[start TEXT BLOCK]
Quarterback Geno Smith, from West Virginia, speaks to reporters following a news conference after being selected Friday by the New York Jets with the seventh pick in the second round, 39th overall, in the NFL football draft, Saturday April 27, 2013 in Florham Park, N.J. (AP Photo/Joe Epstein)

AP

The fallout from Geno Smith’s round one free-fall continues.

Liz Mullen of SportsBusiness Journal reports that Smith, the 39th overall pick in the draft, has parted ways with his agents at Select Sports Group. After the five-day waiting period expires, Smith will be free to hire new representation.

Upon hearing the news, we assumed that the agents hadn’t properly prepared Smith for the possibility that he wouldn’t be selected in the first round. Given that the most important job for any agent in the weeks preceding the draft is to properly set the client’s expectations, failure to hammer into Smith’s head the chance that he’ll spend all of Thursday night in the green room at Radio City Music Hall would be enough to prompt a change.

But that’s not what happened, according to Manish Mehta of the New York Daily News. Per Mehta, Smith fired his agents because he believed he “would be and should be” the first overall pick in the draft. Surely, the agents weren’t telling Smith he would be the first pick in the draft.

If that’s what Smith believed, he either didn’t listen to his agents, or he chose to listen to someone else more. (Smith has since told SiriusXM NFL Radio that the decision had nothing to do with the draft process. He declined to elaborate.)

Agents have only limited influence over a player’s draft stock, even though some agents try much harder than others to improve it. Ultimately, Smith ended up being the 39th overall pick because the teams took other players with the first 38, due to needs or perceptions or whatever.
[end TEXT BLOCK]
[start AVAILABLE DATA]
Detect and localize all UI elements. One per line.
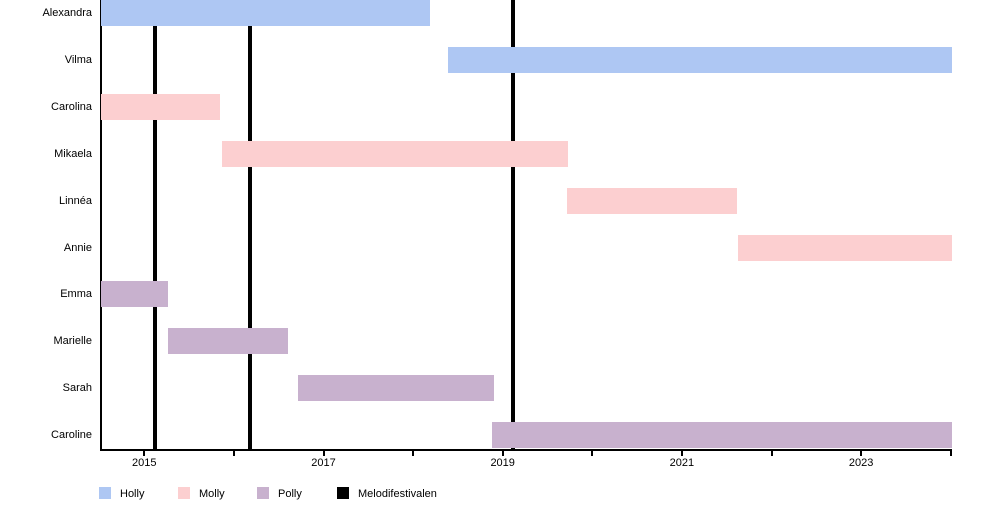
[end AVAILABLE DATA]
# INSTRUCTIONS TO FOLLOW
Repeat the report on Geno Smith's agents from "Liz Mullen of" to "prompt a change.", switching "green room" to "waiting area".

# COMPLETE RESPONSE
Liz Mullen of SportsBusiness Journal reports that Smith, the 39th overall pick in the draft, has parted ways with his agents at Select Sports Group. After the five-day waiting period expires, Smith will be free to hire new representation.

Upon hearing the news, we assumed that the agents hadn’t properly prepared Smith for the possibility that he wouldn’t be selected in the first round. Given that the most important job for any agent in the weeks preceding the draft is to properly set the client’s expectations, failure to hammer into Smith’s head the chance that he’ll spend all of Thursday night in the waiting area at Radio City Music Hall would be enough to prompt a change.